_Given instruction_:
Output the full listing below exactly, without the pictures.

(Dataset records)
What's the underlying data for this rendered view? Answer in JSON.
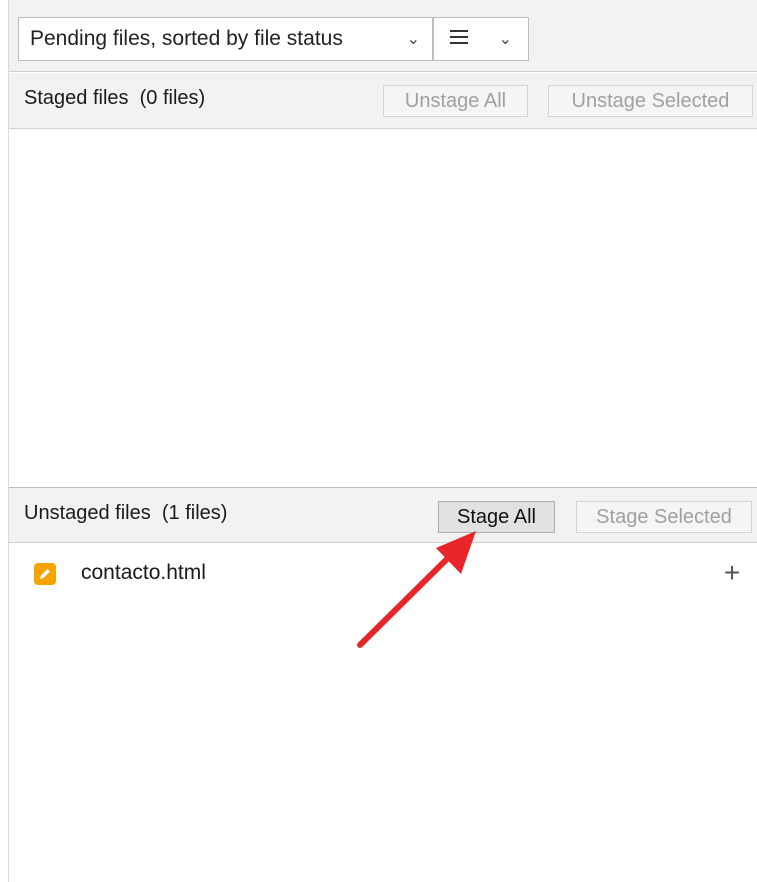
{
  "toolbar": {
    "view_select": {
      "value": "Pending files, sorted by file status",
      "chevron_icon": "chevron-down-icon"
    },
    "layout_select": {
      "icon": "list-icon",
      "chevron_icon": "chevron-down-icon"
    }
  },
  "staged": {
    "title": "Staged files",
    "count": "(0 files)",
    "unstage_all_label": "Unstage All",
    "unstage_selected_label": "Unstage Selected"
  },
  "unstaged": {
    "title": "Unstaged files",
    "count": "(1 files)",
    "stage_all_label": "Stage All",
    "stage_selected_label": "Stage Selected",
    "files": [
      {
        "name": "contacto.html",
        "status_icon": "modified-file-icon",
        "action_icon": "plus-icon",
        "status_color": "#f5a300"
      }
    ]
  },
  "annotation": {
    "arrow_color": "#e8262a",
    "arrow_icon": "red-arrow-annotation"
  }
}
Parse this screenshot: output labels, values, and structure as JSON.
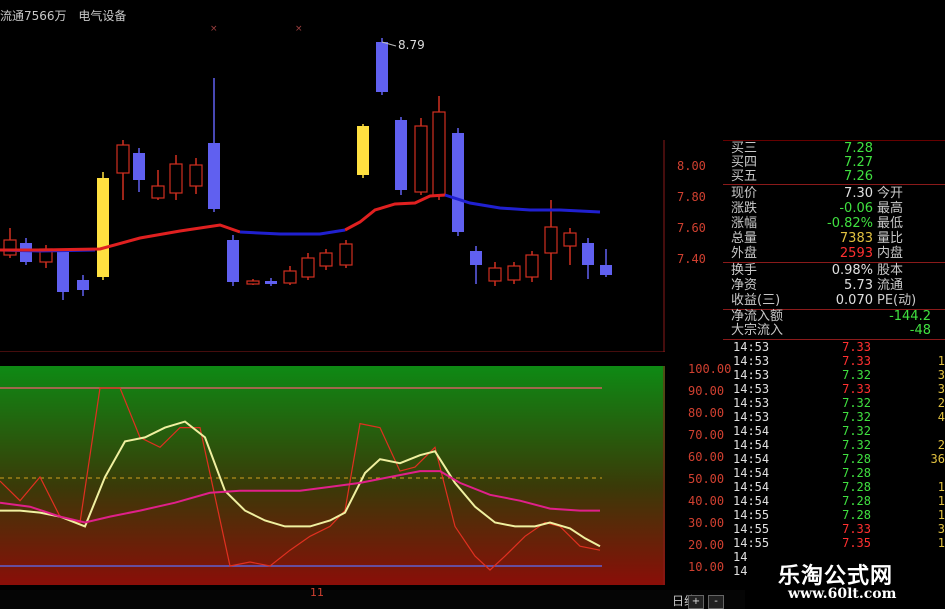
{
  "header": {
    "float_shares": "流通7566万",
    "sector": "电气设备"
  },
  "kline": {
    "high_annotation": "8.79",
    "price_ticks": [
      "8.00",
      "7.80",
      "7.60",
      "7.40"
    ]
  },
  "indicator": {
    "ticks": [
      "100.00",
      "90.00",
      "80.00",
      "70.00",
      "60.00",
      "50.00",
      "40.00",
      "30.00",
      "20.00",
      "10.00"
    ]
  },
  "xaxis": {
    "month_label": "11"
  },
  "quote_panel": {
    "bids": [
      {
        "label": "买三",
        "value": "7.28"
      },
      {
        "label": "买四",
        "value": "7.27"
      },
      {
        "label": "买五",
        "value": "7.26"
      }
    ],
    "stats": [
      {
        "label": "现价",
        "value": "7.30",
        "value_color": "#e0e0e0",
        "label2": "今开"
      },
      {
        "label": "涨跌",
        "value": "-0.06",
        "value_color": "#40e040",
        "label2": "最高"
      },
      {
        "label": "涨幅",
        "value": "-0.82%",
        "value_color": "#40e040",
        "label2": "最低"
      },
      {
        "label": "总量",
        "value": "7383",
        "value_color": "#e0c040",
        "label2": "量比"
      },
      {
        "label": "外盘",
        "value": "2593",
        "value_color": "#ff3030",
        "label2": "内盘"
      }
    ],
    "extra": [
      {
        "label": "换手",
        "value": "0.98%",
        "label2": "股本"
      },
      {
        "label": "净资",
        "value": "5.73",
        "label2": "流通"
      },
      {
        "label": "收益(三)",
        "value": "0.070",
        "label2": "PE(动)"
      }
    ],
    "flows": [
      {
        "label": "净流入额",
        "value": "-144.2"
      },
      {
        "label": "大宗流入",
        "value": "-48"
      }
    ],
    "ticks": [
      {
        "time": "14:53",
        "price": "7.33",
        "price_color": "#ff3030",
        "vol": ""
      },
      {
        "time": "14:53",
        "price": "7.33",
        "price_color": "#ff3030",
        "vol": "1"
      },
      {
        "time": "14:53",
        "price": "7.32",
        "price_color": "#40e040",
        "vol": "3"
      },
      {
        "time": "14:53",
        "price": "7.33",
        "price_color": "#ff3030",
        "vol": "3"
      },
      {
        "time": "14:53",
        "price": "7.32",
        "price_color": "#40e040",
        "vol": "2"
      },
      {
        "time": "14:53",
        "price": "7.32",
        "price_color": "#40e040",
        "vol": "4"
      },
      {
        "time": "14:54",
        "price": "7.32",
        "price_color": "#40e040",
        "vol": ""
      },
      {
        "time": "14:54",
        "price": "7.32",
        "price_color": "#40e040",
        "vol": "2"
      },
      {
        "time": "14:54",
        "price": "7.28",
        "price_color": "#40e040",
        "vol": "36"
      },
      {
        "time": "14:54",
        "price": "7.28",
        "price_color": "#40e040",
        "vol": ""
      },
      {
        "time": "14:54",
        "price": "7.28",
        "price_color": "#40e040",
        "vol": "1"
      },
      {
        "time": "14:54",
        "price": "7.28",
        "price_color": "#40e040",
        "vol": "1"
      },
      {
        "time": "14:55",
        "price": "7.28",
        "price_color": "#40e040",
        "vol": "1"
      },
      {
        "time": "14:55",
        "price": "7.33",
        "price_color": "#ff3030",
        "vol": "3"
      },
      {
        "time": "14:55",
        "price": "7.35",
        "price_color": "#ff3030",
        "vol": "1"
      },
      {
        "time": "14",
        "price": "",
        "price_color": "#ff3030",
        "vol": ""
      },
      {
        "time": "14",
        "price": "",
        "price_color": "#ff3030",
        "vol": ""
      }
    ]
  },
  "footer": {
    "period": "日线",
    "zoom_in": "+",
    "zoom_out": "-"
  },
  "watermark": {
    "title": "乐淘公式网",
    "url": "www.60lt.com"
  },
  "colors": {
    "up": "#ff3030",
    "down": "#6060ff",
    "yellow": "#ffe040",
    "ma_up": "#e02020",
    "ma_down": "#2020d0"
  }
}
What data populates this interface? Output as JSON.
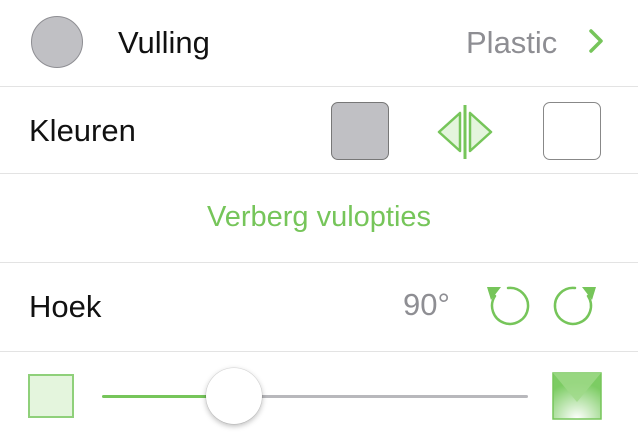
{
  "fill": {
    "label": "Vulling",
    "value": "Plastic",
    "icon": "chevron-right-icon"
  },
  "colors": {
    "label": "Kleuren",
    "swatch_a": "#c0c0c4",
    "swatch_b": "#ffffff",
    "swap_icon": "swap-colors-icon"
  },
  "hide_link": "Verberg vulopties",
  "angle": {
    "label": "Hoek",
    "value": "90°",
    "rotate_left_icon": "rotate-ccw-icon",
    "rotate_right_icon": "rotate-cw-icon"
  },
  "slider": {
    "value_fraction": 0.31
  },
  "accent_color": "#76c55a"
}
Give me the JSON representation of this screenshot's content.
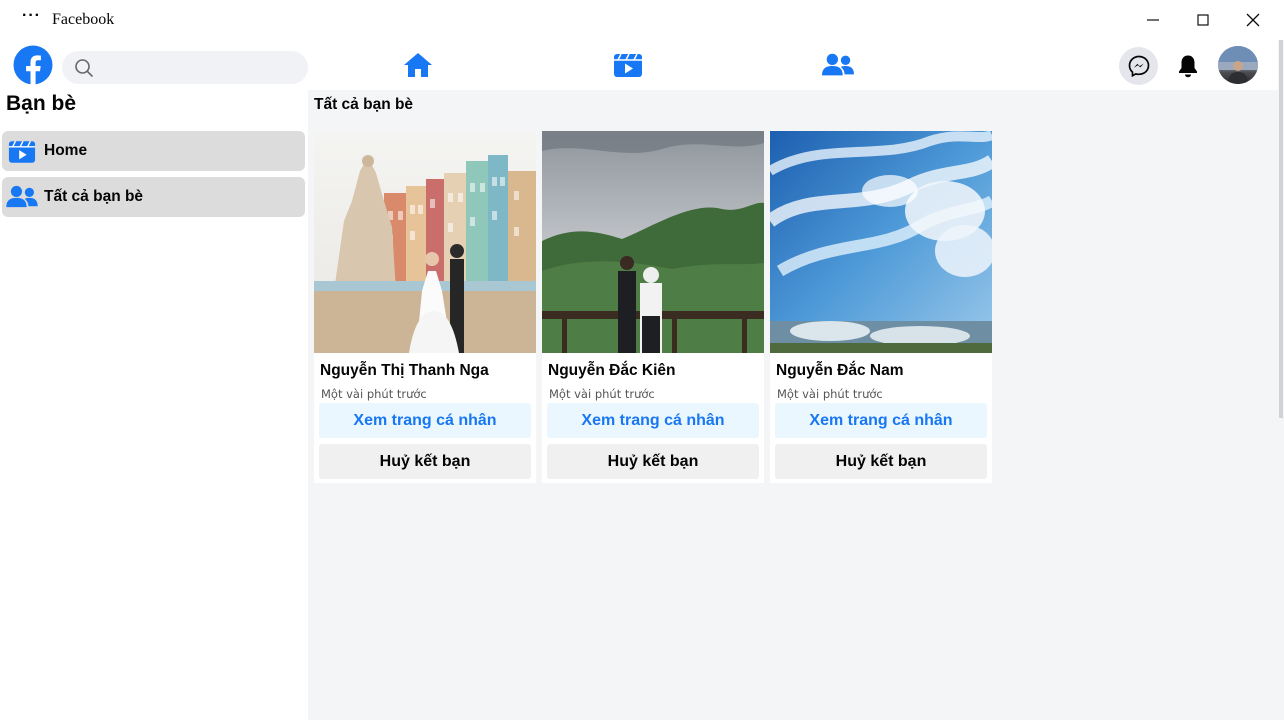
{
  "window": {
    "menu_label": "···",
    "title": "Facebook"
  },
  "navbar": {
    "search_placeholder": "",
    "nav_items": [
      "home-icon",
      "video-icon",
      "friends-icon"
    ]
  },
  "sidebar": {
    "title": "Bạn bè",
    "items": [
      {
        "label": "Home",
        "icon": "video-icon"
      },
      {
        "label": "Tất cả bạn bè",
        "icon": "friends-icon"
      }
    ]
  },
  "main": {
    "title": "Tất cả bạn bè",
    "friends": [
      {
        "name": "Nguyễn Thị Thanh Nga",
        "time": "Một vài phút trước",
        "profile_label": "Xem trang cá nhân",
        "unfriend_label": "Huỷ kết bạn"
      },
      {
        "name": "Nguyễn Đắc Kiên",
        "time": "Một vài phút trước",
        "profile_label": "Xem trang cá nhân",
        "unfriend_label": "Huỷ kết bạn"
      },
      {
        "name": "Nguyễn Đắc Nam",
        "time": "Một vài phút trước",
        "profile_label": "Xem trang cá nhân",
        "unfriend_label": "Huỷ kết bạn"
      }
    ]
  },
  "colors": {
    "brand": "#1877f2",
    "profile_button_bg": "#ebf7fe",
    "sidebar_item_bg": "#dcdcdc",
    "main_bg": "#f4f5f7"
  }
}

_Solved problem_:
What's the underlying data for this rendered view? Answer in JSON.
{
  "toolbar": {
    "view_select": {
      "value": "Pending files, sorted by file status",
      "chevron_icon": "chevron-down-icon"
    },
    "layout_select": {
      "icon": "list-icon",
      "chevron_icon": "chevron-down-icon"
    }
  },
  "staged": {
    "title": "Staged files",
    "count": "(0 files)",
    "unstage_all_label": "Unstage All",
    "unstage_selected_label": "Unstage Selected"
  },
  "unstaged": {
    "title": "Unstaged files",
    "count": "(1 files)",
    "stage_all_label": "Stage All",
    "stage_selected_label": "Stage Selected",
    "files": [
      {
        "name": "contacto.html",
        "status_icon": "modified-file-icon",
        "action_icon": "plus-icon",
        "status_color": "#f5a300"
      }
    ]
  },
  "annotation": {
    "arrow_color": "#e8262a",
    "arrow_icon": "red-arrow-annotation"
  }
}
Parse this screenshot: output labels, values, and structure as JSON.
{
  "header": {
    "float_shares": "流通7566万",
    "sector": "电气设备"
  },
  "kline": {
    "high_annotation": "8.79",
    "price_ticks": [
      "8.00",
      "7.80",
      "7.60",
      "7.40"
    ]
  },
  "indicator": {
    "ticks": [
      "100.00",
      "90.00",
      "80.00",
      "70.00",
      "60.00",
      "50.00",
      "40.00",
      "30.00",
      "20.00",
      "10.00"
    ]
  },
  "xaxis": {
    "month_label": "11"
  },
  "quote_panel": {
    "bids": [
      {
        "label": "买三",
        "value": "7.28"
      },
      {
        "label": "买四",
        "value": "7.27"
      },
      {
        "label": "买五",
        "value": "7.26"
      }
    ],
    "stats": [
      {
        "label": "现价",
        "value": "7.30",
        "value_color": "#e0e0e0",
        "label2": "今开"
      },
      {
        "label": "涨跌",
        "value": "-0.06",
        "value_color": "#40e040",
        "label2": "最高"
      },
      {
        "label": "涨幅",
        "value": "-0.82%",
        "value_color": "#40e040",
        "label2": "最低"
      },
      {
        "label": "总量",
        "value": "7383",
        "value_color": "#e0c040",
        "label2": "量比"
      },
      {
        "label": "外盘",
        "value": "2593",
        "value_color": "#ff3030",
        "label2": "内盘"
      }
    ],
    "extra": [
      {
        "label": "换手",
        "value": "0.98%",
        "label2": "股本"
      },
      {
        "label": "净资",
        "value": "5.73",
        "label2": "流通"
      },
      {
        "label": "收益(三)",
        "value": "0.070",
        "label2": "PE(动)"
      }
    ],
    "flows": [
      {
        "label": "净流入额",
        "value": "-144.2"
      },
      {
        "label": "大宗流入",
        "value": "-48"
      }
    ],
    "ticks": [
      {
        "time": "14:53",
        "price": "7.33",
        "price_color": "#ff3030",
        "vol": ""
      },
      {
        "time": "14:53",
        "price": "7.33",
        "price_color": "#ff3030",
        "vol": "1"
      },
      {
        "time": "14:53",
        "price": "7.32",
        "price_color": "#40e040",
        "vol": "3"
      },
      {
        "time": "14:53",
        "price": "7.33",
        "price_color": "#ff3030",
        "vol": "3"
      },
      {
        "time": "14:53",
        "price": "7.32",
        "price_color": "#40e040",
        "vol": "2"
      },
      {
        "time": "14:53",
        "price": "7.32",
        "price_color": "#40e040",
        "vol": "4"
      },
      {
        "time": "14:54",
        "price": "7.32",
        "price_color": "#40e040",
        "vol": ""
      },
      {
        "time": "14:54",
        "price": "7.32",
        "price_color": "#40e040",
        "vol": "2"
      },
      {
        "time": "14:54",
        "price": "7.28",
        "price_color": "#40e040",
        "vol": "36"
      },
      {
        "time": "14:54",
        "price": "7.28",
        "price_color": "#40e040",
        "vol": ""
      },
      {
        "time": "14:54",
        "price": "7.28",
        "price_color": "#40e040",
        "vol": "1"
      },
      {
        "time": "14:54",
        "price": "7.28",
        "price_color": "#40e040",
        "vol": "1"
      },
      {
        "time": "14:55",
        "price": "7.28",
        "price_color": "#40e040",
        "vol": "1"
      },
      {
        "time": "14:55",
        "price": "7.33",
        "price_color": "#ff3030",
        "vol": "3"
      },
      {
        "time": "14:55",
        "price": "7.35",
        "price_color": "#ff3030",
        "vol": "1"
      },
      {
        "time": "14",
        "price": "",
        "price_color": "#ff3030",
        "vol": ""
      },
      {
        "time": "14",
        "price": "",
        "price_color": "#ff3030",
        "vol": ""
      }
    ]
  },
  "footer": {
    "period": "日线",
    "zoom_in": "+",
    "zoom_out": "-"
  },
  "watermark": {
    "title": "乐淘公式网",
    "url": "www.60lt.com"
  },
  "colors": {
    "up": "#ff3030",
    "down": "#6060ff",
    "yellow": "#ffe040",
    "ma_up": "#e02020",
    "ma_down": "#2020d0"
  }
}
What data populates this interface? Output as JSON.
{
  "fill": {
    "label": "Vulling",
    "value": "Plastic",
    "icon": "chevron-right-icon"
  },
  "colors": {
    "label": "Kleuren",
    "swatch_a": "#c0c0c4",
    "swatch_b": "#ffffff",
    "swap_icon": "swap-colors-icon"
  },
  "hide_link": "Verberg vulopties",
  "angle": {
    "label": "Hoek",
    "value": "90°",
    "rotate_left_icon": "rotate-ccw-icon",
    "rotate_right_icon": "rotate-cw-icon"
  },
  "slider": {
    "value_fraction": 0.31
  },
  "accent_color": "#76c55a"
}
Give me the JSON representation of this screenshot's content.
{
  "window": {
    "menu_label": "···",
    "title": "Facebook"
  },
  "navbar": {
    "search_placeholder": "",
    "nav_items": [
      "home-icon",
      "video-icon",
      "friends-icon"
    ]
  },
  "sidebar": {
    "title": "Bạn bè",
    "items": [
      {
        "label": "Home",
        "icon": "video-icon"
      },
      {
        "label": "Tất cả bạn bè",
        "icon": "friends-icon"
      }
    ]
  },
  "main": {
    "title": "Tất cả bạn bè",
    "friends": [
      {
        "name": "Nguyễn Thị Thanh Nga",
        "time": "Một vài phút trước",
        "profile_label": "Xem trang cá nhân",
        "unfriend_label": "Huỷ kết bạn"
      },
      {
        "name": "Nguyễn Đắc Kiên",
        "time": "Một vài phút trước",
        "profile_label": "Xem trang cá nhân",
        "unfriend_label": "Huỷ kết bạn"
      },
      {
        "name": "Nguyễn Đắc Nam",
        "time": "Một vài phút trước",
        "profile_label": "Xem trang cá nhân",
        "unfriend_label": "Huỷ kết bạn"
      }
    ]
  },
  "colors": {
    "brand": "#1877f2",
    "profile_button_bg": "#ebf7fe",
    "sidebar_item_bg": "#dcdcdc",
    "main_bg": "#f4f5f7"
  }
}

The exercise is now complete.